[Items from a figure collection]
■ ■ ■ ■

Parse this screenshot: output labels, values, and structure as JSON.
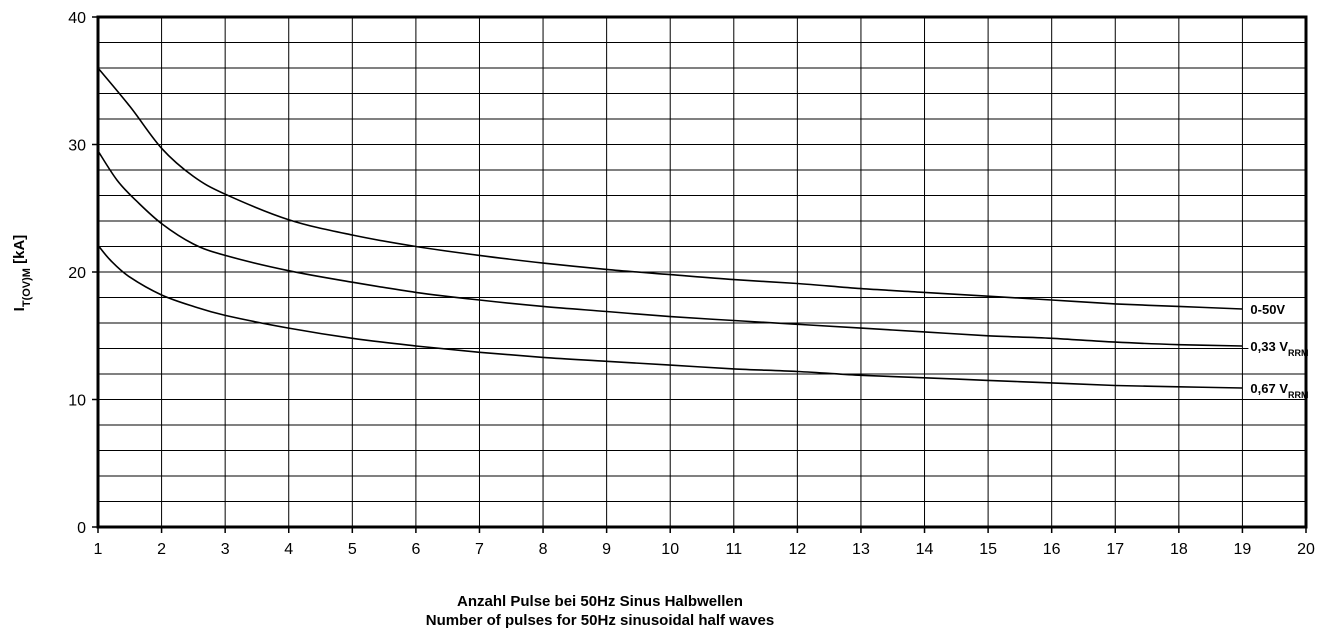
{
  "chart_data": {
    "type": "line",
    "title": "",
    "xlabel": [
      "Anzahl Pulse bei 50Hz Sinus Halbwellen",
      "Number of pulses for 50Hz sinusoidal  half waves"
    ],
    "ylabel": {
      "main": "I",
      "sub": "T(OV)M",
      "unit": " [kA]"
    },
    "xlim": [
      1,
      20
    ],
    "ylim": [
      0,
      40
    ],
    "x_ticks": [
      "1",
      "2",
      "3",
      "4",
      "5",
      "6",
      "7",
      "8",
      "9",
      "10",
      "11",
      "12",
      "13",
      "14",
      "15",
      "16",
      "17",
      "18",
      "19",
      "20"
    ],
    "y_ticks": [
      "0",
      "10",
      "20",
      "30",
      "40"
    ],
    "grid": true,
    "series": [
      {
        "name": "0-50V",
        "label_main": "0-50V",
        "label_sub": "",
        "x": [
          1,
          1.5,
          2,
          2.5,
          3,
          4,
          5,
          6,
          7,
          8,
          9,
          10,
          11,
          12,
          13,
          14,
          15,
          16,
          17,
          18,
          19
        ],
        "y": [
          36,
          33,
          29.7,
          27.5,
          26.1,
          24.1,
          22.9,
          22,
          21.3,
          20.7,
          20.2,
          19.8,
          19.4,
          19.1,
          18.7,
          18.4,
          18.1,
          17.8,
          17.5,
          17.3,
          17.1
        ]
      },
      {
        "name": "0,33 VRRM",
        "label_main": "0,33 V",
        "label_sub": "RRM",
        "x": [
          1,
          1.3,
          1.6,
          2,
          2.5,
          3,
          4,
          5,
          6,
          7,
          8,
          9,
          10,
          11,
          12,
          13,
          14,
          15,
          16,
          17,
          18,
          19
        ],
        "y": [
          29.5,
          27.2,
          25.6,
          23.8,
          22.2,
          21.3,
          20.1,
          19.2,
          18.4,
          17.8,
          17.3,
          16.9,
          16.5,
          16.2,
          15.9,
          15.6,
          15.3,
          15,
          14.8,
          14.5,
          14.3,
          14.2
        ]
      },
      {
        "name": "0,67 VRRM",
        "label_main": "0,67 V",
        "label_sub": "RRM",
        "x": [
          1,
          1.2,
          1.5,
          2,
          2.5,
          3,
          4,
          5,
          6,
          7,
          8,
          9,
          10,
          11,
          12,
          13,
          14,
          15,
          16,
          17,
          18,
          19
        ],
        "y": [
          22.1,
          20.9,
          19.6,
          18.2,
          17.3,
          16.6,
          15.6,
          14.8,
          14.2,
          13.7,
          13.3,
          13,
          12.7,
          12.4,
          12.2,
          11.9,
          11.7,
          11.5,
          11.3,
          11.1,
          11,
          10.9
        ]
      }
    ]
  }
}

■ ■ ■ ■

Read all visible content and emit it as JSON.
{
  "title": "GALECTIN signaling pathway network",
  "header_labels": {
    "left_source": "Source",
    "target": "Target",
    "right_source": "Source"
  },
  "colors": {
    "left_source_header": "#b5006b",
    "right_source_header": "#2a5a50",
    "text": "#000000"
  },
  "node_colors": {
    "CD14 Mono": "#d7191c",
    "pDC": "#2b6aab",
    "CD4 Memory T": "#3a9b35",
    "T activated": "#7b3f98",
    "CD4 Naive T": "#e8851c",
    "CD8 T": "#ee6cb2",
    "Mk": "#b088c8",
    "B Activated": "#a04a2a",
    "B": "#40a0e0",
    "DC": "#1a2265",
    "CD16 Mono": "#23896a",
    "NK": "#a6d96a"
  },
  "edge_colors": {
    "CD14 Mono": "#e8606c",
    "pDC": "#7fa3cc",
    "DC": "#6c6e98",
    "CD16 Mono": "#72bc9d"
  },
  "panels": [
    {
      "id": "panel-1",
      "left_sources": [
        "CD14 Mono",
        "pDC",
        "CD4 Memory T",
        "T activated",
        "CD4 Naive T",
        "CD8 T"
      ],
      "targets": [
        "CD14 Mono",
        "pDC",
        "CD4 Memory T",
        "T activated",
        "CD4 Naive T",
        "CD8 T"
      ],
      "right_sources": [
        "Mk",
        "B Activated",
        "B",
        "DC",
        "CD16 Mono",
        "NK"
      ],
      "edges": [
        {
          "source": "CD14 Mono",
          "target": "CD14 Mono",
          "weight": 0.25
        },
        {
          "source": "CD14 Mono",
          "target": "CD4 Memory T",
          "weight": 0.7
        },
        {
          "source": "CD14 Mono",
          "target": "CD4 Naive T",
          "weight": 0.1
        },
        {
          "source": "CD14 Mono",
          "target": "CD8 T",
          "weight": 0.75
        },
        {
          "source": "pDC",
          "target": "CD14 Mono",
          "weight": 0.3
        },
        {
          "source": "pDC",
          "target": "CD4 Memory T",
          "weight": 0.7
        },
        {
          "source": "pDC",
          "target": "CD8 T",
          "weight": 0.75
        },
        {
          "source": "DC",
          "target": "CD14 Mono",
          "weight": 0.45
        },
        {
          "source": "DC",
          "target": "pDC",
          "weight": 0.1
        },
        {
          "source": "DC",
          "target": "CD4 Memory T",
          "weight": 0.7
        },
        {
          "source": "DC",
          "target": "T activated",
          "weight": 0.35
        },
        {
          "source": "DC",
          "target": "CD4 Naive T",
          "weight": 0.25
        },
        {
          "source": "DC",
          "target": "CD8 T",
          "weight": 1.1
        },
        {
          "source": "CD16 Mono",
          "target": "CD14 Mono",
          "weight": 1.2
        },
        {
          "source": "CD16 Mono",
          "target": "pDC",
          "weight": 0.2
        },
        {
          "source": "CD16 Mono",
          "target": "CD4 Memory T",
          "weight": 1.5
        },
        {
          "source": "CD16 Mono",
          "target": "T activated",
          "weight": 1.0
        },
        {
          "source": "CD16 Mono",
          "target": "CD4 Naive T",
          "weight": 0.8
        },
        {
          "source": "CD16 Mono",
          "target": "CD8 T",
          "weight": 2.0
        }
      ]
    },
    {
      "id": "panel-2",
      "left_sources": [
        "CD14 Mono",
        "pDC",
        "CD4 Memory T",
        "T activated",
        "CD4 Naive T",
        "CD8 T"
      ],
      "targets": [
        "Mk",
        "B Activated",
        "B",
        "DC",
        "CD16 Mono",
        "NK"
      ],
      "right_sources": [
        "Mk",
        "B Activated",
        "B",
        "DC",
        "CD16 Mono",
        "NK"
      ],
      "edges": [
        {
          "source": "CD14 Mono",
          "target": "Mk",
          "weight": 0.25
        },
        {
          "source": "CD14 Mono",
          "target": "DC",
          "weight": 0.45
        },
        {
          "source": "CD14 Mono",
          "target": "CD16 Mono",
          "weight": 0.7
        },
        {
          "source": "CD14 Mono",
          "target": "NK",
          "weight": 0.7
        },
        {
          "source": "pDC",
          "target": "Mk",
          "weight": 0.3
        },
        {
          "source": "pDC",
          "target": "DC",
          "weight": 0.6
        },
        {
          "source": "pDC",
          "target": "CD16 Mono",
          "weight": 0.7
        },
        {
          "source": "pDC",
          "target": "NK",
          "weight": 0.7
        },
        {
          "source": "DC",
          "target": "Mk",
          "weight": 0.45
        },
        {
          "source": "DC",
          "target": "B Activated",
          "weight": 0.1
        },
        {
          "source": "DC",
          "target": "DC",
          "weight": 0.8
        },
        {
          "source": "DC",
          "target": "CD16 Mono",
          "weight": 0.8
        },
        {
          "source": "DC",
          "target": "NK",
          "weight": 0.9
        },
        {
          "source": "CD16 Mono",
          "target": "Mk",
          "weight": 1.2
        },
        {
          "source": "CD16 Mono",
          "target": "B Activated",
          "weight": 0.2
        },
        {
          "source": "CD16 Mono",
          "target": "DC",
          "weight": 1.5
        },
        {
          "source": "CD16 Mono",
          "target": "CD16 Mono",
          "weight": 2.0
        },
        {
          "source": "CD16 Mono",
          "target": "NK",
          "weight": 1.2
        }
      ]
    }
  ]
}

■ ■ ■ ■

• **Your task**: Find the word "title" in the entries, and copy every line it shows up in.

• **Written response**:
    "title": "",
  "title": "GALECTIN signaling pathway network",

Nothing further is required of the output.